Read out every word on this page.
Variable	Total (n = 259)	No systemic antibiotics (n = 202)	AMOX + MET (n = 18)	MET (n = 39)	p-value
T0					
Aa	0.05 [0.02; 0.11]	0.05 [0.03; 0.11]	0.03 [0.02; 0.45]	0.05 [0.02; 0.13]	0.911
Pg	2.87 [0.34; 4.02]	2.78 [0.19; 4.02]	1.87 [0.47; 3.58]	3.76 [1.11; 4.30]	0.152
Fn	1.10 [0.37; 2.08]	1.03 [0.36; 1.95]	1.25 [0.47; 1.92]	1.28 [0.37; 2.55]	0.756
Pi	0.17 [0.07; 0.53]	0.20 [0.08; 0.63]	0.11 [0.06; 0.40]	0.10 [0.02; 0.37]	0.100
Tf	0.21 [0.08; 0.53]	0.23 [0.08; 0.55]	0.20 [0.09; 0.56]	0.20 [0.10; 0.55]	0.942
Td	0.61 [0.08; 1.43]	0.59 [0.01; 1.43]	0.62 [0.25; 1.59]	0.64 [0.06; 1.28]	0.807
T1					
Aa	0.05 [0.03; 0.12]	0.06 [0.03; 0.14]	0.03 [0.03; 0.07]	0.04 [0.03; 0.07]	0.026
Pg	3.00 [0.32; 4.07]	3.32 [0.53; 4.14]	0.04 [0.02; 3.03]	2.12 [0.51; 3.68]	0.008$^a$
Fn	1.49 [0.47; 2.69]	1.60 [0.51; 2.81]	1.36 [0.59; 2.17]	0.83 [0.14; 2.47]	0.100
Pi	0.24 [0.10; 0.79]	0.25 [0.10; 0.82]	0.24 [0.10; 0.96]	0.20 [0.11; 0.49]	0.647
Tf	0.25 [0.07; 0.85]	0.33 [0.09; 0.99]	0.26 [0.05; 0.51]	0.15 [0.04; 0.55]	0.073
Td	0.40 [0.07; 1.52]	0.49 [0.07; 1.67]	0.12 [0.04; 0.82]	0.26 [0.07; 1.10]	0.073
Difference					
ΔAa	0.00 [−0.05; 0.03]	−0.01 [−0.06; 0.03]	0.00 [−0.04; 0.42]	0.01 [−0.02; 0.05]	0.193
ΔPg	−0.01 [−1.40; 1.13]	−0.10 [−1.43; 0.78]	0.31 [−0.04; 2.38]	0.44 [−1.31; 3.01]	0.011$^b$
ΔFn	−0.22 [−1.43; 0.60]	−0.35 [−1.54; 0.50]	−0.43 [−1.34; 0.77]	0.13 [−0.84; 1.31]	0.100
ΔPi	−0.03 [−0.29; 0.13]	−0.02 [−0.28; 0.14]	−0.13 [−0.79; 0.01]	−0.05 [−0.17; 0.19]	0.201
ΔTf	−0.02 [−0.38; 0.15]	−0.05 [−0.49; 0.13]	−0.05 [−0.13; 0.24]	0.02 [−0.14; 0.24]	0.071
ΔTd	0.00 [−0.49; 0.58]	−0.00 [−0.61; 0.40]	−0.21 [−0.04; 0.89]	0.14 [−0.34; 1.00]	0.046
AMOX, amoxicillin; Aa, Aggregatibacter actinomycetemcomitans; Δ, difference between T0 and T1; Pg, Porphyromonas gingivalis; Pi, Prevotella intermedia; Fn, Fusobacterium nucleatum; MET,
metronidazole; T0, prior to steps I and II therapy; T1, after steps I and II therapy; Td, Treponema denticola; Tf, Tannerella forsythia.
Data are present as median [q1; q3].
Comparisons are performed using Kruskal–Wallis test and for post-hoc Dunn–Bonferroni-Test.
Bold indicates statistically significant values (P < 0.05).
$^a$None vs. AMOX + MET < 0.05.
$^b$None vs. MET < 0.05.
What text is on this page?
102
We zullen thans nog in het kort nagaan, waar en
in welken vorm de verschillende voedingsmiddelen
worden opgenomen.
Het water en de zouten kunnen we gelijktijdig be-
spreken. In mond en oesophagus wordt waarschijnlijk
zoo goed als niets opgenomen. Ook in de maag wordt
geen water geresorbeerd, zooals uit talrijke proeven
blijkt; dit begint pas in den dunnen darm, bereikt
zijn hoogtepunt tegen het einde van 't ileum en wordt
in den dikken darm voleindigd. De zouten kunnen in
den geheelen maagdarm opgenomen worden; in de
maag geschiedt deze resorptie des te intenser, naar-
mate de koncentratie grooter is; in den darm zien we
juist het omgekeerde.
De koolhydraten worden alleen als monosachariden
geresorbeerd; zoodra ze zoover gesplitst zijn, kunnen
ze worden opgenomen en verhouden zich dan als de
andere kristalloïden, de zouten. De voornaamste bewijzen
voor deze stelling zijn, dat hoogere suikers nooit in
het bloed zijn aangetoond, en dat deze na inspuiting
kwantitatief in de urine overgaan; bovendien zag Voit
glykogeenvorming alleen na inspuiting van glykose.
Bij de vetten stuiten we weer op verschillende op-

- WORK TO COMPLETE -
Each record is to be reproduced exactly as it appears.

- PROBLEM SOLUTION -
Read out every word on this page.
Variable	Total (n = 259)	No systemic antibiotics (n = 202)	AMOX + MET (n = 18)	MET (n = 39)	p-value
T0					
Aa	0.05 [0.02; 0.11]	0.05 [0.03; 0.11]	0.03 [0.02; 0.45]	0.05 [0.02; 0.13]	0.911
Pg	2.87 [0.34; 4.02]	2.78 [0.19; 4.02]	1.87 [0.47; 3.58]	3.76 [1.11; 4.30]	0.152
Fn	1.10 [0.37; 2.08]	1.03 [0.36; 1.95]	1.25 [0.47; 1.92]	1.28 [0.37; 2.55]	0.756
Pi	0.17 [0.07; 0.53]	0.20 [0.08; 0.63]	0.11 [0.06; 0.40]	0.10 [0.02; 0.37]	0.100
Tf	0.21 [0.08; 0.53]	0.23 [0.08; 0.55]	0.20 [0.09; 0.56]	0.20 [0.10; 0.55]	0.942
Td	0.61 [0.08; 1.43]	0.59 [0.01; 1.43]	0.62 [0.25; 1.59]	0.64 [0.06; 1.28]	0.807
T1					
Aa	0.05 [0.03; 0.12]	0.06 [0.03; 0.14]	0.03 [0.03; 0.07]	0.04 [0.03; 0.07]	0.026
Pg	3.00 [0.32; 4.07]	3.32 [0.53; 4.14]	0.04 [0.02; 3.03]	2.12 [0.51; 3.68]	0.008$^a$
Fn	1.49 [0.47; 2.69]	1.60 [0.51; 2.81]	1.36 [0.59; 2.17]	0.83 [0.14; 2.47]	0.100
Pi	0.24 [0.10; 0.79]	0.25 [0.10; 0.82]	0.24 [0.10; 0.96]	0.20 [0.11; 0.49]	0.647
Tf	0.25 [0.07; 0.85]	0.33 [0.09; 0.99]	0.26 [0.05; 0.51]	0.15 [0.04; 0.55]	0.073
Td	0.40 [0.07; 1.52]	0.49 [0.07; 1.67]	0.12 [0.04; 0.82]	0.26 [0.07; 1.10]	0.073
Difference					
ΔAa	0.00 [−0.05; 0.03]	−0.01 [−0.06; 0.03]	0.00 [−0.04; 0.42]	0.01 [−0.02; 0.05]	0.193
ΔPg	−0.01 [−1.40; 1.13]	−0.10 [−1.43; 0.78]	0.31 [−0.04; 2.38]	0.44 [−1.31; 3.01]	0.011$^b$
ΔFn	−0.22 [−1.43; 0.60]	−0.35 [−1.54; 0.50]	−0.43 [−1.34; 0.77]	0.13 [−0.84; 1.31]	0.100
ΔPi	−0.03 [−0.29; 0.13]	−0.02 [−0.28; 0.14]	−0.13 [−0.79; 0.01]	−0.05 [−0.17; 0.19]	0.201
ΔTf	−0.02 [−0.38; 0.15]	−0.05 [−0.49; 0.13]	−0.05 [−0.13; 0.24]	0.02 [−0.14; 0.24]	0.071
ΔTd	0.00 [−0.49; 0.58]	−0.00 [−0.61; 0.40]	−0.21 [−0.04; 0.89]	0.14 [−0.34; 1.00]	0.046
AMOX, amoxicillin; Aa, Aggregatibacter actinomycetemcomitans; Δ, difference between T0 and T1; Pg, Porphyromonas gingivalis; Pi, Prevotella intermedia; Fn, Fusobacterium nucleatum; MET,
metronidazole; T0, prior to steps I and II therapy; T1, after steps I and II therapy; Td, Treponema denticola; Tf, Tannerella forsythia.
Data are present as median [q1; q3].
Comparisons are performed using Kruskal–Wallis test and for post-hoc Dunn–Bonferroni-Test.
Bold indicates statistically significant values (P < 0.05).
$^a$None vs. AMOX + MET < 0.05.
$^b$None vs. MET < 0.05.
What text is on this page?
102
We zullen thans nog in het kort nagaan, waar en
in welken vorm de verschillende voedingsmiddelen
worden opgenomen.
Het water en de zouten kunnen we gelijktijdig be-
spreken. In mond en oesophagus wordt waarschijnlijk
zoo goed als niets opgenomen. Ook in de maag wordt
geen water geresorbeerd, zooals uit talrijke proeven
blijkt; dit begint pas in den dunnen darm, bereikt
zijn hoogtepunt tegen het einde van 't ileum en wordt
in den dikken darm voleindigd. De zouten kunnen in
den geheelen maagdarm opgenomen worden; in de
maag geschiedt deze resorptie des te intenser, naar-
mate de koncentratie grooter is; in den darm zien we
juist het omgekeerde.
De koolhydraten worden alleen als monosachariden
geresorbeerd; zoodra ze zoover gesplitst zijn, kunnen
ze worden opgenomen en verhouden zich dan als de
andere kristalloïden, de zouten. De voornaamste bewijzen
voor deze stelling zijn, dat hoogere suikers nooit in
het bloed zijn aangetoond, en dat deze na inspuiting
kwantitatief in de urine overgaan; bovendien zag Voit
glykogeenvorming alleen na inspuiting van glykose.
Bij de vetten stuiten we weer op verschillende op-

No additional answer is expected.